### BRIEF:
Print the records again, character for character.

::::::::

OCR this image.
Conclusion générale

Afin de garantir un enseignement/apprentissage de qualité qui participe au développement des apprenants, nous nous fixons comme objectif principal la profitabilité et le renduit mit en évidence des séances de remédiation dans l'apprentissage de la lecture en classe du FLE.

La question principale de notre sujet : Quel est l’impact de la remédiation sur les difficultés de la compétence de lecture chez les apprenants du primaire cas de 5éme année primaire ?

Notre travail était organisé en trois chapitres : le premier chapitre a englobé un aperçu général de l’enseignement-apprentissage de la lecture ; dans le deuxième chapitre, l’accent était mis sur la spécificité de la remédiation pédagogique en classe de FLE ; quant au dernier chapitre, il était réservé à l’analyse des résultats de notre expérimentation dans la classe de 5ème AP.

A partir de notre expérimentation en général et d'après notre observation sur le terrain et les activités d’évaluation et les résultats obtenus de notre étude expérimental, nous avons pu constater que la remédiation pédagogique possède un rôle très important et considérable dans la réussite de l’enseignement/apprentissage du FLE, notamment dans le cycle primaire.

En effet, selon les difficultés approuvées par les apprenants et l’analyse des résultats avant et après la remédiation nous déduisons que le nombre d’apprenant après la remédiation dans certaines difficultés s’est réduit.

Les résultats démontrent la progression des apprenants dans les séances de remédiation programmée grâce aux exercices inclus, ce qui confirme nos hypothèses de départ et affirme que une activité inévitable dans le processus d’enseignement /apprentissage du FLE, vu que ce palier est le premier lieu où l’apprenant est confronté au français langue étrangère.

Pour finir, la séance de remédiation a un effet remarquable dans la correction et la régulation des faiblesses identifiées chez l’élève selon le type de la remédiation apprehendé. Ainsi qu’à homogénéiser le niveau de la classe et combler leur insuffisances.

::::::::

### TASK RESULT:
OCR this image.
Conclusion générale

Afin de garantir un enseignement/apprentissage de qualité qui participe au développement des apprenants, nous nous fixons comme objectif principal la profitabilité et le renduit mit en évidence des séances de remédiation dans l'apprentissage de la lecture en classe du FLE.

La question principale de notre sujet : Quel est l’impact de la remédiation sur les difficultés de la compétence de lecture chez les apprenants du primaire cas de 5éme année primaire ?

Notre travail était organisé en trois chapitres : le premier chapitre a englobé un aperçu général de l’enseignement-apprentissage de la lecture ; dans le deuxième chapitre, l’accent était mis sur la spécificité de la remédiation pédagogique en classe de FLE ; quant au dernier chapitre, il était réservé à l’analyse des résultats de notre expérimentation dans la classe de 5ème AP.

A partir de notre expérimentation en général et d'après notre observation sur le terrain et les activités d’évaluation et les résultats obtenus de notre étude expérimental, nous avons pu constater que la remédiation pédagogique possède un rôle très important et considérable dans la réussite de l’enseignement/apprentissage du FLE, notamment dans le cycle primaire.

En effet, selon les difficultés approuvées par les apprenants et l’analyse des résultats avant et après la remédiation nous déduisons que le nombre d’apprenant après la remédiation dans certaines difficultés s’est réduit.

Les résultats démontrent la progression des apprenants dans les séances de remédiation programmée grâce aux exercices inclus, ce qui confirme nos hypothèses de départ et affirme que une activité inévitable dans le processus d’enseignement /apprentissage du FLE, vu que ce palier est le premier lieu où l’apprenant est confronté au français langue étrangère.

Pour finir, la séance de remédiation a un effet remarquable dans la correction et la régulation des faiblesses identifiées chez l’élève selon le type de la remédiation apprehendé. Ainsi qu’à homogénéiser le niveau de la classe et combler leur insuffisances.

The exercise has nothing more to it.